The task → Produce an exact transcription of the listing below, omitting the pictures.

Source data →
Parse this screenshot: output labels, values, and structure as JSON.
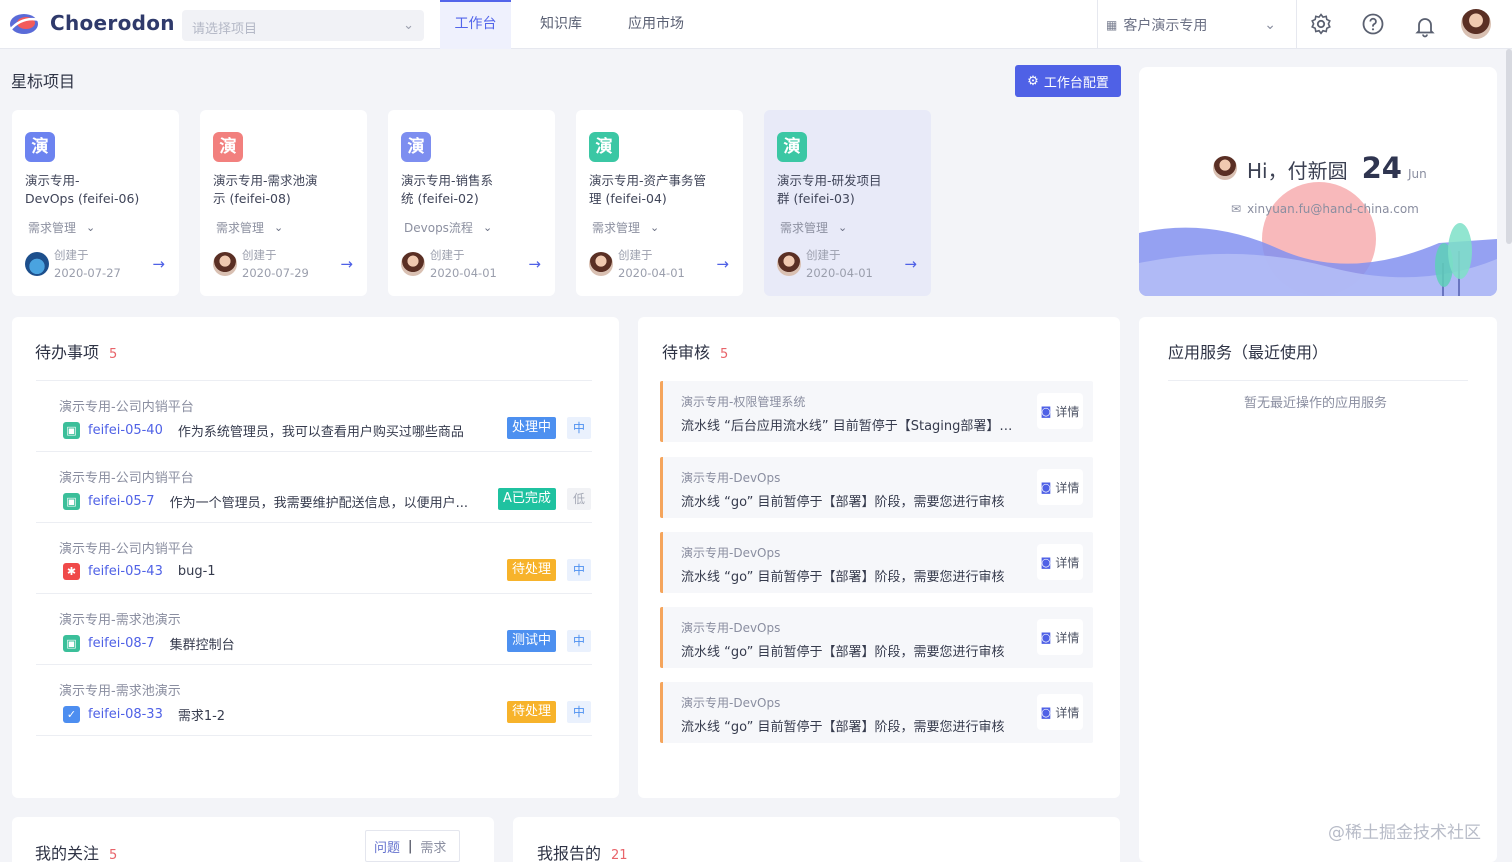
{
  "app": {
    "name": "Choerodon"
  },
  "header": {
    "project_placeholder": "请选择项目",
    "tabs": [
      "工作台",
      "知识库",
      "应用市场"
    ],
    "tenant": "客户演示专用"
  },
  "starred": {
    "title": "星标项目",
    "config_button": "工作台配置",
    "cards": [
      {
        "badge": "演",
        "badge_color": "#6c83f0",
        "name_line1": "演示专用-",
        "name_line2": "DevOps (feifei-06)",
        "type": "需求管理",
        "created_label": "创建于",
        "date": "2020-07-27"
      },
      {
        "badge": "演",
        "badge_color": "#f2807e",
        "name_line1": "演示专用-需求池演",
        "name_line2": "示 (feifei-08)",
        "type": "需求管理",
        "created_label": "创建于",
        "date": "2020-07-29"
      },
      {
        "badge": "演",
        "badge_color": "#7d8ef0",
        "name_line1": "演示专用-销售系",
        "name_line2": "统 (feifei-02)",
        "type": "Devops流程",
        "created_label": "创建于",
        "date": "2020-04-01"
      },
      {
        "badge": "演",
        "badge_color": "#3bc7a4",
        "name_line1": "演示专用-资产事务管",
        "name_line2": "理 (feifei-04)",
        "type": "需求管理",
        "created_label": "创建于",
        "date": "2020-04-01"
      },
      {
        "badge": "演",
        "badge_color": "#3bc7a4",
        "name_line1": "演示专用-研发项目",
        "name_line2": "群 (feifei-03)",
        "type": "需求管理",
        "created_label": "创建于",
        "date": "2020-04-01"
      }
    ]
  },
  "greeting": {
    "text": "Hi，付新圆",
    "day": "24",
    "month": "Jun",
    "email": "xinyuan.fu@hand-china.com"
  },
  "todo": {
    "title": "待办事项",
    "count": "5",
    "items": [
      {
        "project": "演示专用-公司内销平台",
        "icon": "story",
        "icon_color": "#3bbf9a",
        "id": "feifei-05-40",
        "desc": "作为系统管理员，我可以查看用户购买过哪些商品",
        "status": "处理中",
        "status_color": "#4d90f0",
        "priority": "中",
        "priority_color": "#4d90f0",
        "priority_bg": "#eaf1fd"
      },
      {
        "project": "演示专用-公司内销平台",
        "icon": "story",
        "icon_color": "#3bbf9a",
        "id": "feifei-05-7",
        "desc": "作为一个管理员，我需要维护配送信息，以便用户...",
        "status": "A已完成",
        "status_color": "#1fc2a0",
        "priority": "低",
        "priority_color": "#a5a9b6",
        "priority_bg": "#f1f2f5"
      },
      {
        "project": "演示专用-公司内销平台",
        "icon": "bug",
        "icon_color": "#f04a4a",
        "id": "feifei-05-43",
        "desc": "bug-1",
        "status": "待处理",
        "status_color": "#f7b32b",
        "priority": "中",
        "priority_color": "#4d90f0",
        "priority_bg": "#eaf1fd"
      },
      {
        "project": "演示专用-需求池演示",
        "icon": "story",
        "icon_color": "#3bbf9a",
        "id": "feifei-08-7",
        "desc": "集群控制台",
        "status": "测试中",
        "status_color": "#4d90f0",
        "priority": "中",
        "priority_color": "#4d90f0",
        "priority_bg": "#eaf1fd"
      },
      {
        "project": "演示专用-需求池演示",
        "icon": "task",
        "icon_color": "#4d8ef0",
        "id": "feifei-08-33",
        "desc": "需求1-2",
        "status": "待处理",
        "status_color": "#f7b32b",
        "priority": "中",
        "priority_color": "#4d90f0",
        "priority_bg": "#eaf1fd"
      }
    ]
  },
  "review": {
    "title": "待审核",
    "count": "5",
    "detail_label": "详情",
    "items": [
      {
        "project": "演示专用-权限管理系统",
        "message": "流水线 “后台应用流水线” 目前暂停于【Staging部署】阶段，需要您进行审核"
      },
      {
        "project": "演示专用-DevOps",
        "message": "流水线 “go” 目前暂停于【部署】阶段，需要您进行审核"
      },
      {
        "project": "演示专用-DevOps",
        "message": "流水线 “go” 目前暂停于【部署】阶段，需要您进行审核"
      },
      {
        "project": "演示专用-DevOps",
        "message": "流水线 “go” 目前暂停于【部署】阶段，需要您进行审核"
      },
      {
        "project": "演示专用-DevOps",
        "message": "流水线 “go” 目前暂停于【部署】阶段，需要您进行审核"
      }
    ]
  },
  "app_services": {
    "title": "应用服务（最近使用）",
    "empty": "暂无最近操作的应用服务"
  },
  "follow": {
    "title": "我的关注",
    "count": "5",
    "tab_issue": "问题",
    "tab_req": "需求"
  },
  "reported": {
    "title": "我报告的",
    "count": "21"
  },
  "watermark": "@稀土掘金技术社区"
}
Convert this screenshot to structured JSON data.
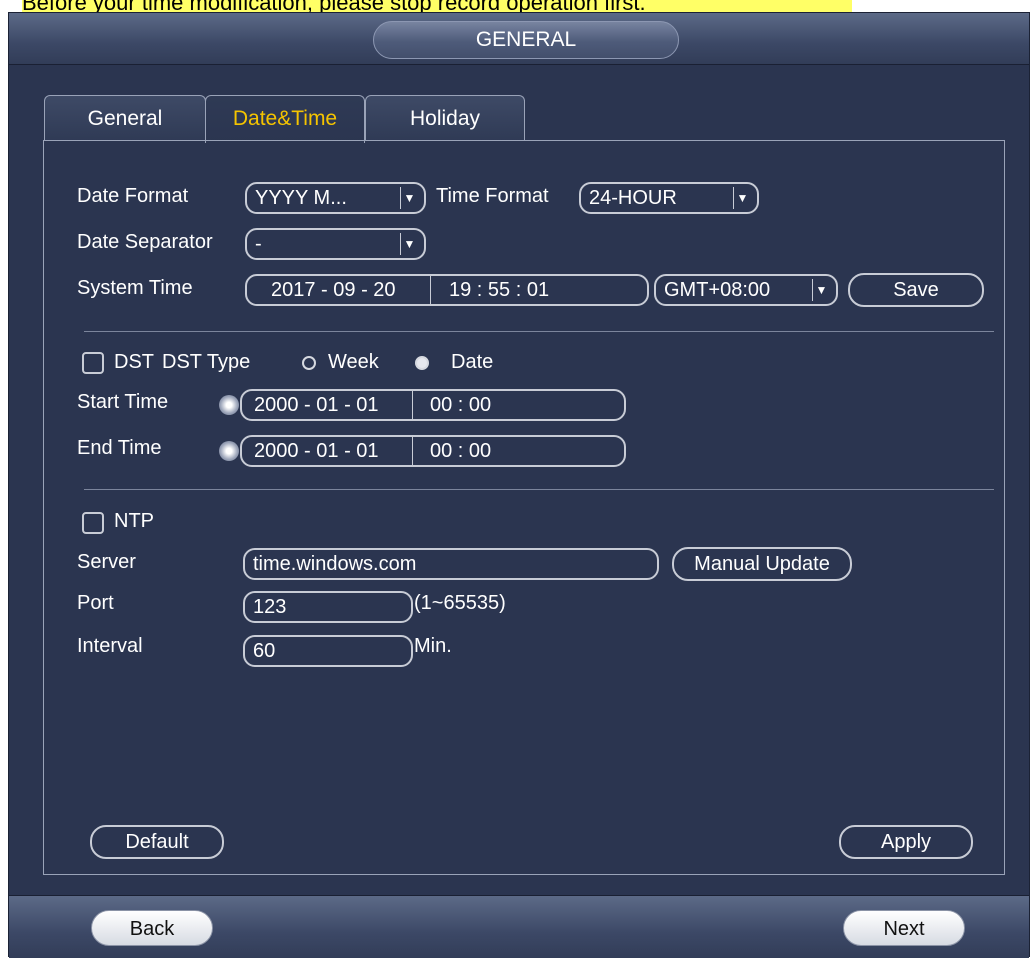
{
  "notice": "Before your time modification, please stop record operation first.",
  "window": {
    "title": "GENERAL"
  },
  "tabs": [
    {
      "label": "General"
    },
    {
      "label": "Date&Time"
    },
    {
      "label": "Holiday"
    }
  ],
  "date_format": {
    "label": "Date Format",
    "value": "YYYY M..."
  },
  "time_format": {
    "label": "Time Format",
    "value": "24-HOUR"
  },
  "date_separator": {
    "label": "Date Separator",
    "value": "-"
  },
  "system_time": {
    "label": "System Time",
    "date": "2017 - 09  - 20",
    "time": "19  : 55  : 01",
    "timezone": "GMT+08:00",
    "save_label": "Save"
  },
  "dst": {
    "label": "DST",
    "type_label": "DST Type",
    "week_label": "Week",
    "date_label": "Date",
    "selected": "Date"
  },
  "start_time": {
    "label": "Start Time",
    "date": "2000   - 01 - 01",
    "time": "00 : 00"
  },
  "end_time": {
    "label": "End Time",
    "date": "2000   - 01 - 01",
    "time": "00 : 00"
  },
  "ntp": {
    "label": "NTP"
  },
  "server": {
    "label": "Server",
    "value": "time.windows.com",
    "update_label": "Manual Update"
  },
  "port": {
    "label": "Port",
    "value": "123",
    "range": "(1~65535)"
  },
  "interval": {
    "label": "Interval",
    "value": "60",
    "unit": "Min."
  },
  "actions": {
    "default_label": "Default",
    "apply_label": "Apply"
  },
  "nav": {
    "back_label": "Back",
    "next_label": "Next"
  }
}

The completed task →
Parse this screenshot: output labels, values, and structure as JSON.
{
  "app": {
    "name": "Choerodon"
  },
  "header": {
    "project_placeholder": "请选择项目",
    "tabs": [
      "工作台",
      "知识库",
      "应用市场"
    ],
    "tenant": "客户演示专用"
  },
  "starred": {
    "title": "星标项目",
    "config_button": "工作台配置",
    "cards": [
      {
        "badge": "演",
        "badge_color": "#6c83f0",
        "name_line1": "演示专用-",
        "name_line2": "DevOps (feifei-06)",
        "type": "需求管理",
        "created_label": "创建于",
        "date": "2020-07-27"
      },
      {
        "badge": "演",
        "badge_color": "#f2807e",
        "name_line1": "演示专用-需求池演",
        "name_line2": "示 (feifei-08)",
        "type": "需求管理",
        "created_label": "创建于",
        "date": "2020-07-29"
      },
      {
        "badge": "演",
        "badge_color": "#7d8ef0",
        "name_line1": "演示专用-销售系",
        "name_line2": "统 (feifei-02)",
        "type": "Devops流程",
        "created_label": "创建于",
        "date": "2020-04-01"
      },
      {
        "badge": "演",
        "badge_color": "#3bc7a4",
        "name_line1": "演示专用-资产事务管",
        "name_line2": "理 (feifei-04)",
        "type": "需求管理",
        "created_label": "创建于",
        "date": "2020-04-01"
      },
      {
        "badge": "演",
        "badge_color": "#3bc7a4",
        "name_line1": "演示专用-研发项目",
        "name_line2": "群 (feifei-03)",
        "type": "需求管理",
        "created_label": "创建于",
        "date": "2020-04-01"
      }
    ]
  },
  "greeting": {
    "text": "Hi，付新圆",
    "day": "24",
    "month": "Jun",
    "email": "xinyuan.fu@hand-china.com"
  },
  "todo": {
    "title": "待办事项",
    "count": "5",
    "items": [
      {
        "project": "演示专用-公司内销平台",
        "icon": "story",
        "icon_color": "#3bbf9a",
        "id": "feifei-05-40",
        "desc": "作为系统管理员，我可以查看用户购买过哪些商品",
        "status": "处理中",
        "status_color": "#4d90f0",
        "priority": "中",
        "priority_color": "#4d90f0",
        "priority_bg": "#eaf1fd"
      },
      {
        "project": "演示专用-公司内销平台",
        "icon": "story",
        "icon_color": "#3bbf9a",
        "id": "feifei-05-7",
        "desc": "作为一个管理员，我需要维护配送信息，以便用户...",
        "status": "A已完成",
        "status_color": "#1fc2a0",
        "priority": "低",
        "priority_color": "#a5a9b6",
        "priority_bg": "#f1f2f5"
      },
      {
        "project": "演示专用-公司内销平台",
        "icon": "bug",
        "icon_color": "#f04a4a",
        "id": "feifei-05-43",
        "desc": "bug-1",
        "status": "待处理",
        "status_color": "#f7b32b",
        "priority": "中",
        "priority_color": "#4d90f0",
        "priority_bg": "#eaf1fd"
      },
      {
        "project": "演示专用-需求池演示",
        "icon": "story",
        "icon_color": "#3bbf9a",
        "id": "feifei-08-7",
        "desc": "集群控制台",
        "status": "测试中",
        "status_color": "#4d90f0",
        "priority": "中",
        "priority_color": "#4d90f0",
        "priority_bg": "#eaf1fd"
      },
      {
        "project": "演示专用-需求池演示",
        "icon": "task",
        "icon_color": "#4d8ef0",
        "id": "feifei-08-33",
        "desc": "需求1-2",
        "status": "待处理",
        "status_color": "#f7b32b",
        "priority": "中",
        "priority_color": "#4d90f0",
        "priority_bg": "#eaf1fd"
      }
    ]
  },
  "review": {
    "title": "待审核",
    "count": "5",
    "detail_label": "详情",
    "items": [
      {
        "project": "演示专用-权限管理系统",
        "message": "流水线 “后台应用流水线” 目前暂停于【Staging部署】阶段，需要您进行审核"
      },
      {
        "project": "演示专用-DevOps",
        "message": "流水线 “go” 目前暂停于【部署】阶段，需要您进行审核"
      },
      {
        "project": "演示专用-DevOps",
        "message": "流水线 “go” 目前暂停于【部署】阶段，需要您进行审核"
      },
      {
        "project": "演示专用-DevOps",
        "message": "流水线 “go” 目前暂停于【部署】阶段，需要您进行审核"
      },
      {
        "project": "演示专用-DevOps",
        "message": "流水线 “go” 目前暂停于【部署】阶段，需要您进行审核"
      }
    ]
  },
  "app_services": {
    "title": "应用服务（最近使用）",
    "empty": "暂无最近操作的应用服务"
  },
  "follow": {
    "title": "我的关注",
    "count": "5",
    "tab_issue": "问题",
    "tab_req": "需求"
  },
  "reported": {
    "title": "我报告的",
    "count": "21"
  },
  "watermark": "@稀土掘金技术社区"
}
Convert this screenshot to structured JSON data.
{
  "notice": "Before your time modification, please stop record operation first.",
  "window": {
    "title": "GENERAL"
  },
  "tabs": [
    {
      "label": "General"
    },
    {
      "label": "Date&Time"
    },
    {
      "label": "Holiday"
    }
  ],
  "date_format": {
    "label": "Date Format",
    "value": "YYYY M..."
  },
  "time_format": {
    "label": "Time Format",
    "value": "24-HOUR"
  },
  "date_separator": {
    "label": "Date Separator",
    "value": "-"
  },
  "system_time": {
    "label": "System Time",
    "date": "2017 - 09  - 20",
    "time": "19  : 55  : 01",
    "timezone": "GMT+08:00",
    "save_label": "Save"
  },
  "dst": {
    "label": "DST",
    "type_label": "DST Type",
    "week_label": "Week",
    "date_label": "Date",
    "selected": "Date"
  },
  "start_time": {
    "label": "Start Time",
    "date": "2000   - 01 - 01",
    "time": "00 : 00"
  },
  "end_time": {
    "label": "End Time",
    "date": "2000   - 01 - 01",
    "time": "00 : 00"
  },
  "ntp": {
    "label": "NTP"
  },
  "server": {
    "label": "Server",
    "value": "time.windows.com",
    "update_label": "Manual Update"
  },
  "port": {
    "label": "Port",
    "value": "123",
    "range": "(1~65535)"
  },
  "interval": {
    "label": "Interval",
    "value": "60",
    "unit": "Min."
  },
  "actions": {
    "default_label": "Default",
    "apply_label": "Apply"
  },
  "nav": {
    "back_label": "Back",
    "next_label": "Next"
  }
}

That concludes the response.